> [Working data]:
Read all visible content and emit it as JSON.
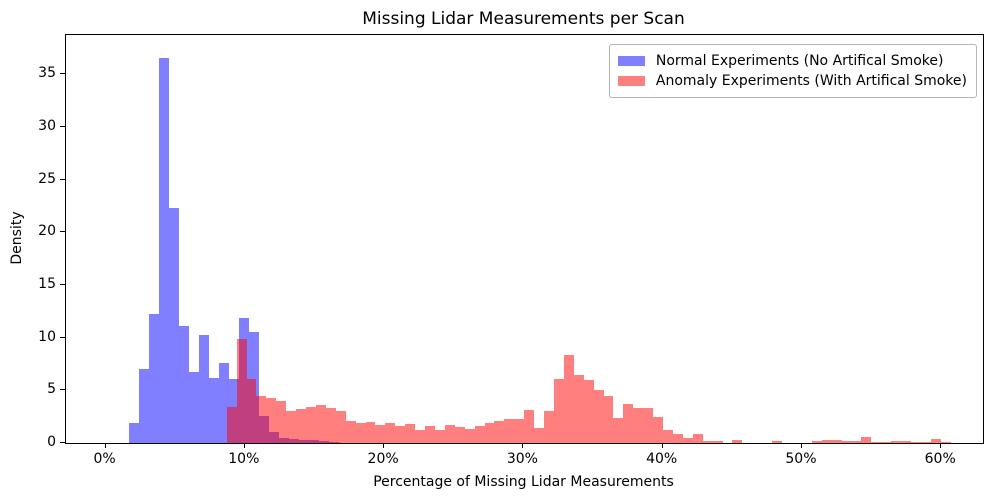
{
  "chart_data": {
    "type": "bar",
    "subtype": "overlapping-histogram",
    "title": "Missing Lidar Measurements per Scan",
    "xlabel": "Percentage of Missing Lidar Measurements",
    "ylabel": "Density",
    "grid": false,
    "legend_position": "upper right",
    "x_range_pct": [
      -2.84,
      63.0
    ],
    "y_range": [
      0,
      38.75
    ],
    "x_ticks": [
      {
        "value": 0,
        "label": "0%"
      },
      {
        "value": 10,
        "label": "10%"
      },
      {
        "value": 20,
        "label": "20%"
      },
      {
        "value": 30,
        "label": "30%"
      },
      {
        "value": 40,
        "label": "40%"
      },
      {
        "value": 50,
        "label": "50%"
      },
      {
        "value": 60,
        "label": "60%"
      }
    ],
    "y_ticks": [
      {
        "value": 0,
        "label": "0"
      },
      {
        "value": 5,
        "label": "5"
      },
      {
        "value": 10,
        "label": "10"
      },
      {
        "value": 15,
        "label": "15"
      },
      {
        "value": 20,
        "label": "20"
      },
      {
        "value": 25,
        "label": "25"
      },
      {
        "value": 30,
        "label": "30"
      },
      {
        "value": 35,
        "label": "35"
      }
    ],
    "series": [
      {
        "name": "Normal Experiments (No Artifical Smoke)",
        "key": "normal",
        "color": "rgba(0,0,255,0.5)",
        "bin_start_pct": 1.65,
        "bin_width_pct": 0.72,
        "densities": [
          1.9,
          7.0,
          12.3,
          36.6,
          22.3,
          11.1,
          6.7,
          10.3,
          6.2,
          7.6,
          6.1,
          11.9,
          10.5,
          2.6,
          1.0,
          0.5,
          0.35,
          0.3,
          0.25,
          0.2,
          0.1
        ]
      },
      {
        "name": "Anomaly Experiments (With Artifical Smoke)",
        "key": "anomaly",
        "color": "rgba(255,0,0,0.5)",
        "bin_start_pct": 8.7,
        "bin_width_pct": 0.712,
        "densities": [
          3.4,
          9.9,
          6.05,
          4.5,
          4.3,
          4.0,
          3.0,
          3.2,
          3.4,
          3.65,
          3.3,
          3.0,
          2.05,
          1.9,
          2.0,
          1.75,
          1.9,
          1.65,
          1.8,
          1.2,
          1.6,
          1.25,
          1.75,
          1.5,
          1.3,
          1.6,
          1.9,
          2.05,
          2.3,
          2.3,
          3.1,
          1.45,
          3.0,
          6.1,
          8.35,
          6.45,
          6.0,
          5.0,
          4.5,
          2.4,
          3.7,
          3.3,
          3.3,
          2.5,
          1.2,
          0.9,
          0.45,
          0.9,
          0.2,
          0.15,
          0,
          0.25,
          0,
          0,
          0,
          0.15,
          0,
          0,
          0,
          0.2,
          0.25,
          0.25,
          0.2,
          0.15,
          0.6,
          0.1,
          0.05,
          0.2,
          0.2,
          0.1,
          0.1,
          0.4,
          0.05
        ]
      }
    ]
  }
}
--
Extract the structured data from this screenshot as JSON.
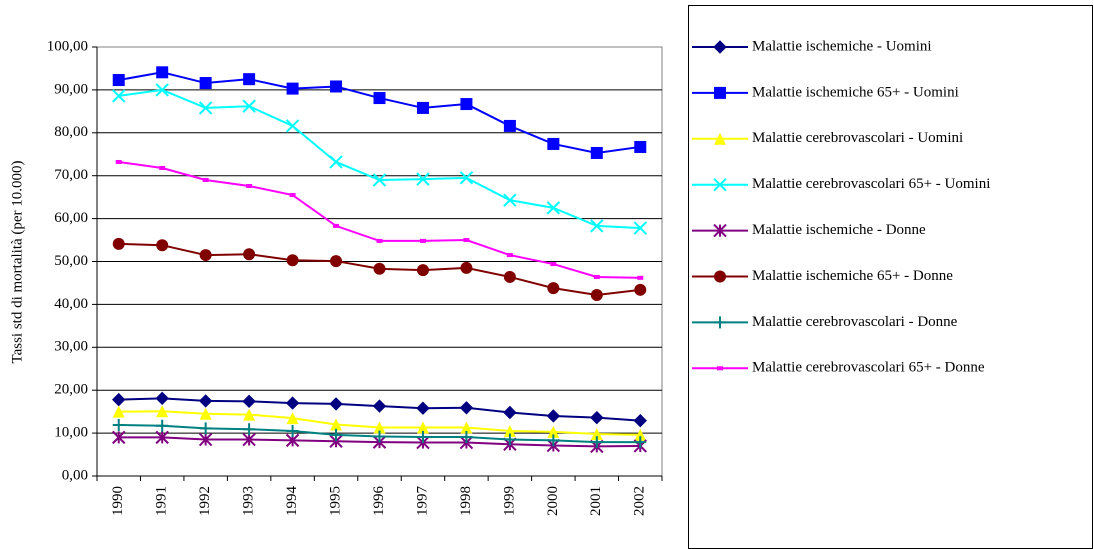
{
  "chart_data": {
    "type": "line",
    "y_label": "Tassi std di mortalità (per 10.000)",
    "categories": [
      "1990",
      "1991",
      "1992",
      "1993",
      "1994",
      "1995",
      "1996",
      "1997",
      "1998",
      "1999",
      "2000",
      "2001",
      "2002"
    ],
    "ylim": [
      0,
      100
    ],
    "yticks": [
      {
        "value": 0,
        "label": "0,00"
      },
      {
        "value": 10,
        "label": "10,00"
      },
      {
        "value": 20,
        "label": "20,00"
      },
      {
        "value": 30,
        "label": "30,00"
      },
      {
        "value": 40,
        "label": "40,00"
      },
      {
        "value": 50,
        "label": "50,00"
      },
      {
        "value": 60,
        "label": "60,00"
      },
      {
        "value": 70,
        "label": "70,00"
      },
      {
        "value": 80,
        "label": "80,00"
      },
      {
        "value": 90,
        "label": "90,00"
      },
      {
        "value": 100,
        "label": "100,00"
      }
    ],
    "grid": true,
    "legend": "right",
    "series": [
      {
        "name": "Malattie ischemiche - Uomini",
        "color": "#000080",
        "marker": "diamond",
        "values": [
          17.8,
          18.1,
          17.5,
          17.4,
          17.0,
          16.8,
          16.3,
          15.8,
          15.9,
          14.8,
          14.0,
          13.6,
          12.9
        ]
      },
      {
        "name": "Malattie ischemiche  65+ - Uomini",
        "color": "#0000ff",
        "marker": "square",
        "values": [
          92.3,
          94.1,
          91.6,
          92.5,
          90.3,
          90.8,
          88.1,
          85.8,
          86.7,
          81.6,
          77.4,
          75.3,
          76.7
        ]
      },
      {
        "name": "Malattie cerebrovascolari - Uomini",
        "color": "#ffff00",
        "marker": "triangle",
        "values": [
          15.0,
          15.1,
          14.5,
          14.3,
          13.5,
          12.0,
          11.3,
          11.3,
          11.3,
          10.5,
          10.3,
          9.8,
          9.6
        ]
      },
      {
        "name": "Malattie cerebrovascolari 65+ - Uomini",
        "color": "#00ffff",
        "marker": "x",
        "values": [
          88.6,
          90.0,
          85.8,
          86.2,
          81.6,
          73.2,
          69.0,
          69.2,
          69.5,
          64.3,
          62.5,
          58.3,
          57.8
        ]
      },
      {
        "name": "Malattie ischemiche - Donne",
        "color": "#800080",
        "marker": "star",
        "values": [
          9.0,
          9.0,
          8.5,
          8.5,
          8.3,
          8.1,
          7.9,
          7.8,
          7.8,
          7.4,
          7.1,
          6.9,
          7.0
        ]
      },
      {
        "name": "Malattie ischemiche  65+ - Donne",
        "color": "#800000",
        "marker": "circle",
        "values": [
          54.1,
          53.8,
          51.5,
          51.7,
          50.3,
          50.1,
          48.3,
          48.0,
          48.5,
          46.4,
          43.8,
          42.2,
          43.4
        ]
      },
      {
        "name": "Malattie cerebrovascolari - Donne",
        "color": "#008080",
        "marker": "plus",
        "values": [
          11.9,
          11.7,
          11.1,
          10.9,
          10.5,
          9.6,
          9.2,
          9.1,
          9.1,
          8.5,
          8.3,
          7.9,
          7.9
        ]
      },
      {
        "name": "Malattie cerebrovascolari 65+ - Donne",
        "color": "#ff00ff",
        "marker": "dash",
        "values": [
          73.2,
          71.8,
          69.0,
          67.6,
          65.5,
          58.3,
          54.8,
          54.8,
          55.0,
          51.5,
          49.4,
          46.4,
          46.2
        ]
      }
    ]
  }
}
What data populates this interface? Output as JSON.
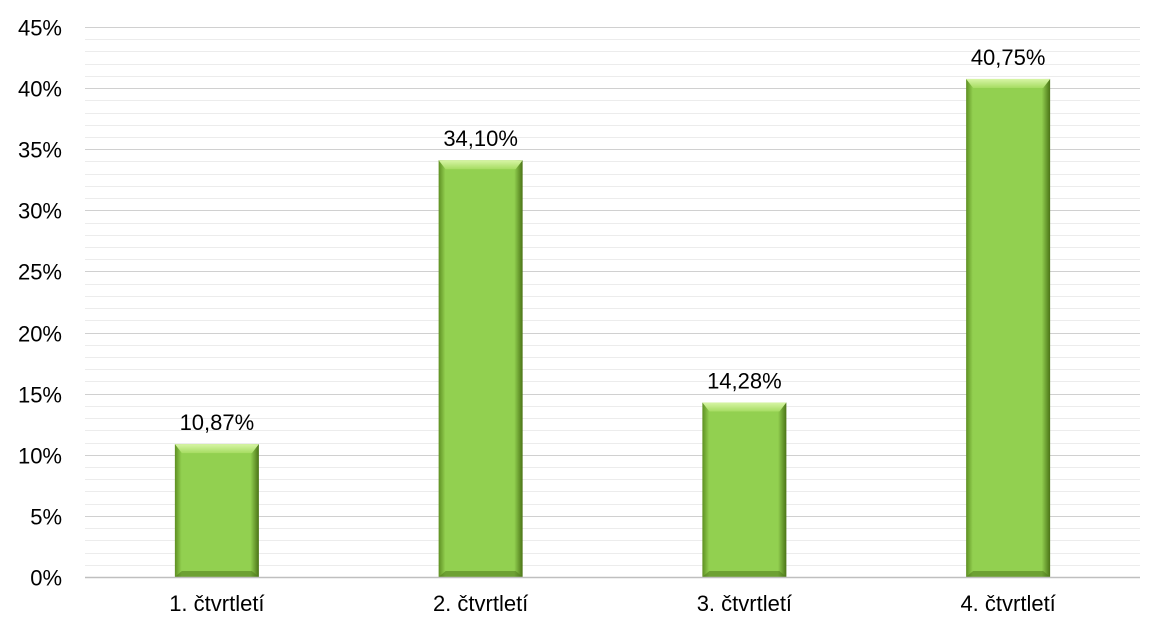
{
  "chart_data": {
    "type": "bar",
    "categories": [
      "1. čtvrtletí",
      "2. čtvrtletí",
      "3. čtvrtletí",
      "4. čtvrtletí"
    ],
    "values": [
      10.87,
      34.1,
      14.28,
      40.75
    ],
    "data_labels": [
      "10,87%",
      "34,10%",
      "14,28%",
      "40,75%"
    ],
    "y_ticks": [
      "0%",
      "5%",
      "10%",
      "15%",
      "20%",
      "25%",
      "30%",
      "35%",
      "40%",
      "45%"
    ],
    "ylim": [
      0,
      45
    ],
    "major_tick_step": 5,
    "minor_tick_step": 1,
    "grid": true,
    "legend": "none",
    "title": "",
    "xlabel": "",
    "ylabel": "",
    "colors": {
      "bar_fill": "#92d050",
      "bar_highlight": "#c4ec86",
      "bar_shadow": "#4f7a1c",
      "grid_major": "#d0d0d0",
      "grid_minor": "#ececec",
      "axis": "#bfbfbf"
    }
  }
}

> [What to work on]:
Find every line of the data that holds the string "Donne", then say how many there are and nothing else.

> [Completed exercise]:
4